[Begin TASK DATA]

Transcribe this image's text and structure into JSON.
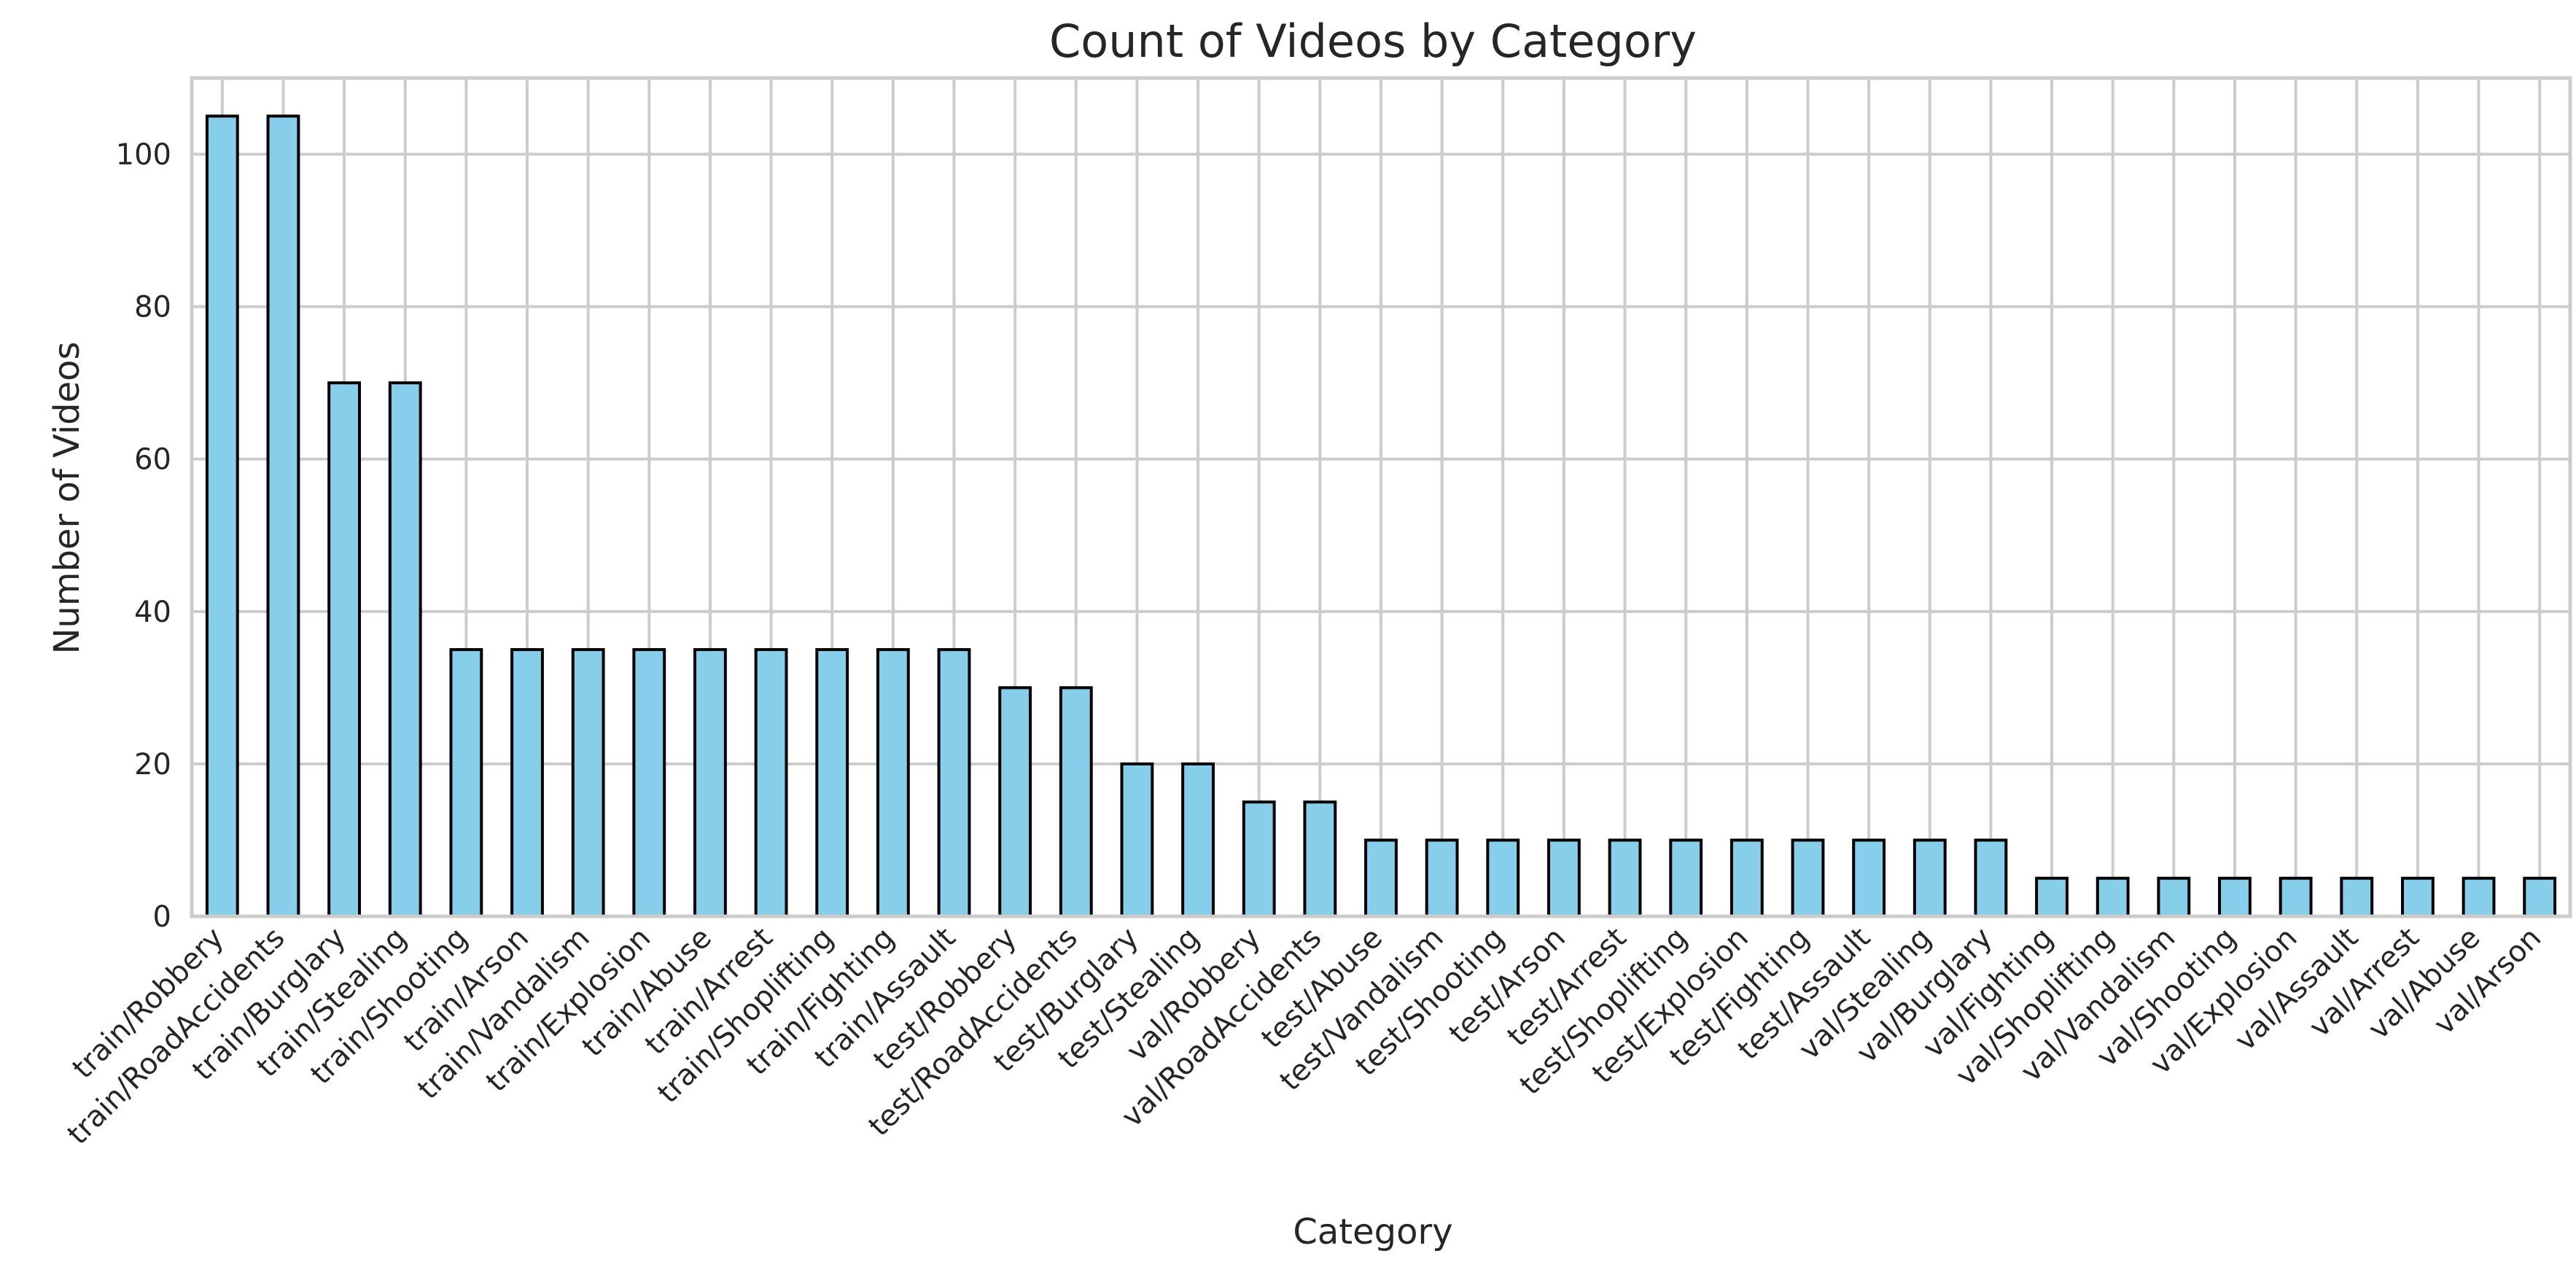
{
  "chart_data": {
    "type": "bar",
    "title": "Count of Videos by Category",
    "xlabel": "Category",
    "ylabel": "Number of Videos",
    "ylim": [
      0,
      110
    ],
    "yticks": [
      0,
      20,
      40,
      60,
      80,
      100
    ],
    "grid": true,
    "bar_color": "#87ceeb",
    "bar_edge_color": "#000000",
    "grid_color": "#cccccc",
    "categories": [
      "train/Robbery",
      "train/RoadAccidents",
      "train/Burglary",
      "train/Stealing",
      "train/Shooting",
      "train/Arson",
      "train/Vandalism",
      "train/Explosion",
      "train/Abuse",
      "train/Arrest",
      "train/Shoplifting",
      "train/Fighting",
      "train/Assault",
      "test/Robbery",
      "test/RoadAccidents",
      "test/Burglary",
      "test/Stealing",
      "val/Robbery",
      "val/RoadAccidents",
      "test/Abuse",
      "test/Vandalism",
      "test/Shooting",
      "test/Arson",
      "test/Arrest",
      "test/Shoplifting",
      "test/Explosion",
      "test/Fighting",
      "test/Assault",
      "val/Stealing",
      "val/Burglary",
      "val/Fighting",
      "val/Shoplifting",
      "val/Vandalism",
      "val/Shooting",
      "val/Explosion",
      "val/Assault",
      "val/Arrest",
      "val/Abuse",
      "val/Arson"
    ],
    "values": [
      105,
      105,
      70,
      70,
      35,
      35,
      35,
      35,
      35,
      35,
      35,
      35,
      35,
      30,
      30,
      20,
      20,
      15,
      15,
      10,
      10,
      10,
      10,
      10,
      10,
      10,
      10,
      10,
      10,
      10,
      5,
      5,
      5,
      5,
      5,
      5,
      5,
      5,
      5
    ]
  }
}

[End TASK DATA]
[Begin TASK DATA]

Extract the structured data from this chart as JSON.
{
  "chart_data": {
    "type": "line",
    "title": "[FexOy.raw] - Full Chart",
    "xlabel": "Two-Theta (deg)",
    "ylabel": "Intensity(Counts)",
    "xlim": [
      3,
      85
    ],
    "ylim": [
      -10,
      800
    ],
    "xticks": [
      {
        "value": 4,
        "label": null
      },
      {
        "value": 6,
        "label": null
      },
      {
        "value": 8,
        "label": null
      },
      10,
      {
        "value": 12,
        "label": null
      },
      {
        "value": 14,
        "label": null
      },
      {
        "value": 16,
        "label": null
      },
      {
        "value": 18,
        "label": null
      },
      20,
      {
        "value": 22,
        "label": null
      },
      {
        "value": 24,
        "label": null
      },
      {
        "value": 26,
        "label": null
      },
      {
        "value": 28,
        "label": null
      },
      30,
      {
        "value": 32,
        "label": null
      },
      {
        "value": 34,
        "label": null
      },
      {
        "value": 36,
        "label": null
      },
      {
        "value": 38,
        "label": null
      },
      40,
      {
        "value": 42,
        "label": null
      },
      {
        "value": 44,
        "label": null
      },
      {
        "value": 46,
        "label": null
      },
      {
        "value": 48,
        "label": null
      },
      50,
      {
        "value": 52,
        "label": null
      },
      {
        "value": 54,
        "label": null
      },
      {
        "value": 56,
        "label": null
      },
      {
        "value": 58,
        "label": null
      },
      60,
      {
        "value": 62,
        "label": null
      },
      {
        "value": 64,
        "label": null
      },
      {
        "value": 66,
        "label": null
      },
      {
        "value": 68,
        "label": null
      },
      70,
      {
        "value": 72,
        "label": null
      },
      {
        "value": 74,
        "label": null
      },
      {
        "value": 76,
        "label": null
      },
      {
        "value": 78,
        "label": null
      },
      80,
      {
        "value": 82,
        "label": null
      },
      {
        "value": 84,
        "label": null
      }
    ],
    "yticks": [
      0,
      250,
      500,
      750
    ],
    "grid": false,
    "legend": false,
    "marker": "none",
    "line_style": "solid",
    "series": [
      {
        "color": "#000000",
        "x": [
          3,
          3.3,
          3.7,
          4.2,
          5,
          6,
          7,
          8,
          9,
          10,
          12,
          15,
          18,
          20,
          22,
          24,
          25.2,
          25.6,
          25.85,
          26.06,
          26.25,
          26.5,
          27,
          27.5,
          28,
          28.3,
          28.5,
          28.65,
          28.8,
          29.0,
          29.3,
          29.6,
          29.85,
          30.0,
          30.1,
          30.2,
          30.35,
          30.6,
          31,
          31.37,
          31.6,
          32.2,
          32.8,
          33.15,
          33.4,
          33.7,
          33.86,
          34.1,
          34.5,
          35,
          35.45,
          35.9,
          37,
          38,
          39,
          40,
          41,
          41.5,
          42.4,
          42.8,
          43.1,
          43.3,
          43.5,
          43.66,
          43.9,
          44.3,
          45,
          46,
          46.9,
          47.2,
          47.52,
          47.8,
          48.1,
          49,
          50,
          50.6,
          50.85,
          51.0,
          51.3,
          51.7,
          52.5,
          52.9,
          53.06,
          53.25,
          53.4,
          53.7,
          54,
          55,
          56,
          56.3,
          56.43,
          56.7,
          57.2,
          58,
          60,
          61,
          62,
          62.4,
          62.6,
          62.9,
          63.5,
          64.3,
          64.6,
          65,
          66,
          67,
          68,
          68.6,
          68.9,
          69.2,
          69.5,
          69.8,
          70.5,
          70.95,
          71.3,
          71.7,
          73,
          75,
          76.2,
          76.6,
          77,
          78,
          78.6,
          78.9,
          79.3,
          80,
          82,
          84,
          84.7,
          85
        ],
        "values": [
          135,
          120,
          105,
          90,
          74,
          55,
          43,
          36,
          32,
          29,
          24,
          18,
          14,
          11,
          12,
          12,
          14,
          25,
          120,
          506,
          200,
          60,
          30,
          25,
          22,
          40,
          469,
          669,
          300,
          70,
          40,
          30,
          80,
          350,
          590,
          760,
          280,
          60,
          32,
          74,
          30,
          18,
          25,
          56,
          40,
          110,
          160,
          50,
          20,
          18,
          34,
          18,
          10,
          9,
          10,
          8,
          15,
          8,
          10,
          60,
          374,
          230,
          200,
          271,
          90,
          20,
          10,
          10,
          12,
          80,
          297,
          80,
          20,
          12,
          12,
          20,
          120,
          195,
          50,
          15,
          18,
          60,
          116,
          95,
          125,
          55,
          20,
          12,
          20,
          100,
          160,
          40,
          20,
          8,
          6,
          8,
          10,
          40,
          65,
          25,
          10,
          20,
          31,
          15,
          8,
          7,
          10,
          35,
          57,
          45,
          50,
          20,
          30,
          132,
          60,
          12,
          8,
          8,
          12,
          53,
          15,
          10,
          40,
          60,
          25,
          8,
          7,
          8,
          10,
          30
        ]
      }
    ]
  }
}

[End TASK DATA]

#### SHORT TASK:
Return only the number of lines in the preceding records that contain the string "RoadAccidents".

#### FINAL ANSWER:
3